**Stored listing from a collection**
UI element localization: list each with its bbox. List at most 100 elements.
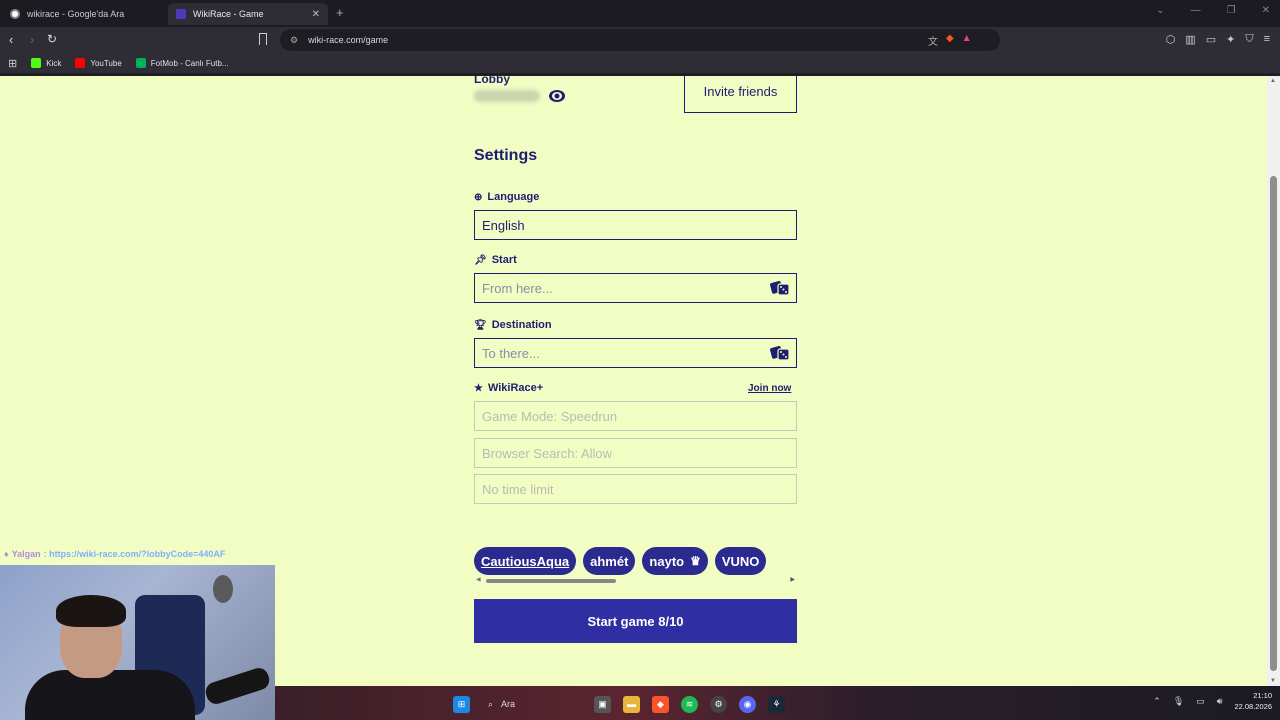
language-value: English xyxy=(482,217,525,233)
wallet-icon[interactable]: ▭ xyxy=(1206,33,1216,46)
start-game-button[interactable]: Start game 8/10 xyxy=(474,599,797,643)
player-chip[interactable]: VUNO xyxy=(714,547,767,575)
language-select[interactable]: English xyxy=(474,210,797,240)
game-mode-select: Game Mode: Speedrun xyxy=(474,401,797,431)
spotify-icon[interactable]: ≋ xyxy=(681,695,698,713)
wikirace-plus-label: ★ WikiRace+ xyxy=(474,382,543,394)
player-chip-host[interactable]: nayto ♛ xyxy=(642,547,708,575)
minimize-icon[interactable]: — xyxy=(1191,5,1201,16)
destination-input[interactable]: To there... xyxy=(474,338,797,368)
lobby-code-hidden xyxy=(474,90,540,102)
label-text: Language xyxy=(487,191,540,203)
tray-overflow-icon[interactable]: ⌃ xyxy=(1153,696,1161,707)
url-text: wiki-race.com/game xyxy=(308,35,389,45)
scroll-left-icon[interactable]: ◀ xyxy=(476,576,481,583)
player-chip[interactable]: CautiousAqua xyxy=(474,547,577,575)
time-limit-value: No time limit xyxy=(482,481,554,497)
brave-shields-icon[interactable]: ◆ xyxy=(946,33,954,48)
steam-icon[interactable]: ⚘ xyxy=(768,695,785,713)
pin-icon: 📌︎ xyxy=(474,254,487,266)
crown-icon: ♛ xyxy=(690,554,701,568)
bookmark-label: Kick xyxy=(46,58,62,68)
label-text: Destination xyxy=(491,319,552,331)
translate-icon[interactable]: 文 xyxy=(928,33,938,48)
scroll-thumb[interactable] xyxy=(486,579,616,583)
brave-browser-icon[interactable]: ◆ xyxy=(652,695,669,713)
chat-username: Yalgan xyxy=(11,549,41,559)
close-window-icon[interactable]: ✕ xyxy=(1262,5,1270,16)
leo-ai-icon[interactable]: ✦ xyxy=(1226,33,1235,46)
browser-search-select: Browser Search: Allow xyxy=(474,438,797,468)
site-info-icon[interactable]: ⚙ xyxy=(290,35,298,46)
start-input[interactable]: From here... xyxy=(474,273,797,303)
tab-google-search[interactable]: wikirace - Google'da Ara xyxy=(2,3,164,25)
file-explorer-icon[interactable]: ▬ xyxy=(623,695,640,713)
forward-icon[interactable]: › xyxy=(30,32,34,47)
taskbar-search[interactable]: ⌕ Ara xyxy=(482,693,582,715)
eye-icon[interactable] xyxy=(548,89,566,103)
menu-icon[interactable]: ≡ xyxy=(1264,33,1270,46)
user-badge-icon: ♦ xyxy=(4,549,9,559)
vpn-icon[interactable]: ⛉ xyxy=(1245,33,1253,46)
back-icon[interactable]: ‹ xyxy=(9,32,13,47)
tab-title: WikiRace - Game xyxy=(193,9,264,19)
webcam-overlay xyxy=(0,565,275,720)
microphone-icon[interactable]: 🎙︎ xyxy=(1173,696,1184,707)
scroll-down-icon[interactable]: ▼ xyxy=(1270,678,1276,684)
bookmark-label: YouTube xyxy=(90,58,122,68)
dice-random-icon[interactable] xyxy=(770,280,790,296)
settings-title: Settings xyxy=(474,147,538,164)
kick-icon xyxy=(31,58,42,68)
discord-icon[interactable]: ◉ xyxy=(739,695,756,713)
task-view-icon[interactable]: ▣ xyxy=(594,695,611,713)
brave-rewards-icon[interactable]: ▲ xyxy=(962,33,972,48)
start-label: 📌︎ Start xyxy=(474,254,517,266)
fotmob-icon xyxy=(135,58,146,68)
join-now-link[interactable]: Join now xyxy=(748,383,791,394)
scroll-up-icon[interactable]: ▲ xyxy=(1270,78,1276,84)
clock-time: 21:10 xyxy=(1253,691,1272,700)
browser-tab-bar: wikirace - Google'da Ara WikiRace - Game… xyxy=(0,0,1280,27)
youtube-icon xyxy=(75,58,86,68)
player-list-scrollbar[interactable]: ◀ ▶ xyxy=(474,577,797,585)
dice-random-icon[interactable] xyxy=(770,345,790,361)
maximize-icon[interactable]: ❐ xyxy=(1227,5,1236,16)
invite-friends-button[interactable]: Invite friends xyxy=(684,76,797,113)
bookmark-kick[interactable]: Kick xyxy=(31,58,61,68)
system-tray: ⌃ 🎙︎ ▭ 🔊︎ 21:10 22.08.2026 xyxy=(1153,690,1272,712)
url-field[interactable]: ⚙ wiki-race.com/game xyxy=(280,29,1000,51)
game-mode-value: Game Mode: Speedrun xyxy=(482,408,618,424)
globe-icon: ⊕ xyxy=(474,191,483,203)
bookmark-fotmob[interactable]: FotMob - Canlı Futb... xyxy=(135,58,229,68)
window-controls: ⌄ — ❐ ✕ xyxy=(1156,5,1270,16)
network-icon[interactable]: ▭ xyxy=(1196,696,1205,707)
clock[interactable]: 21:10 22.08.2026 xyxy=(1234,690,1272,712)
time-limit-select: No time limit xyxy=(474,474,797,504)
label-text: WikiRace+ xyxy=(487,382,544,394)
app-icon[interactable]: ⚙ xyxy=(710,695,727,713)
scroll-thumb[interactable] xyxy=(1270,176,1277,671)
apps-grid-icon[interactable]: ⊞ xyxy=(8,57,17,70)
extensions-icon[interactable]: ⬡ xyxy=(1166,33,1176,46)
new-tab-icon[interactable]: + xyxy=(336,5,344,20)
wikirace-favicon-icon xyxy=(176,9,186,19)
bookmark-icon[interactable] xyxy=(259,33,267,45)
bookmarks-bar: ⊞ Kick YouTube FotMob - Canlı Futb... xyxy=(0,53,1280,73)
player-list: CautiousAqua ahmét nayto ♛ VUNO xyxy=(474,547,797,575)
reload-icon[interactable]: ↻ xyxy=(47,32,57,46)
search-icon: ⌕ xyxy=(488,698,494,709)
tab-wikirace-game[interactable]: WikiRace - Game ✕ xyxy=(168,3,328,25)
browser-toolbar-icons: ⬡ ▥ ▭ ✦ ⛉ ≡ xyxy=(1166,33,1270,46)
bookmark-youtube[interactable]: YouTube xyxy=(75,58,122,68)
volume-icon[interactable]: 🔊︎ xyxy=(1217,696,1223,707)
page-scrollbar[interactable]: ▲ ▼ xyxy=(1267,76,1280,686)
sidebar-icon[interactable]: ▥ xyxy=(1185,33,1195,46)
scroll-right-icon[interactable]: ▶ xyxy=(790,576,795,583)
streamer-hair xyxy=(56,595,126,627)
streamer-body xyxy=(25,670,195,720)
tab-list-icon[interactable]: ⌄ xyxy=(1156,5,1164,16)
close-tab-icon[interactable]: ✕ xyxy=(312,9,320,20)
player-chip[interactable]: ahmét xyxy=(583,547,636,575)
windows-start-icon[interactable]: ⊞ xyxy=(453,695,470,713)
lobby-title: Lobby xyxy=(474,76,510,86)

**Problem to work on**
In the listing above, count the lines that contain the string "nayto". Reply with the number only.

**Written response**
2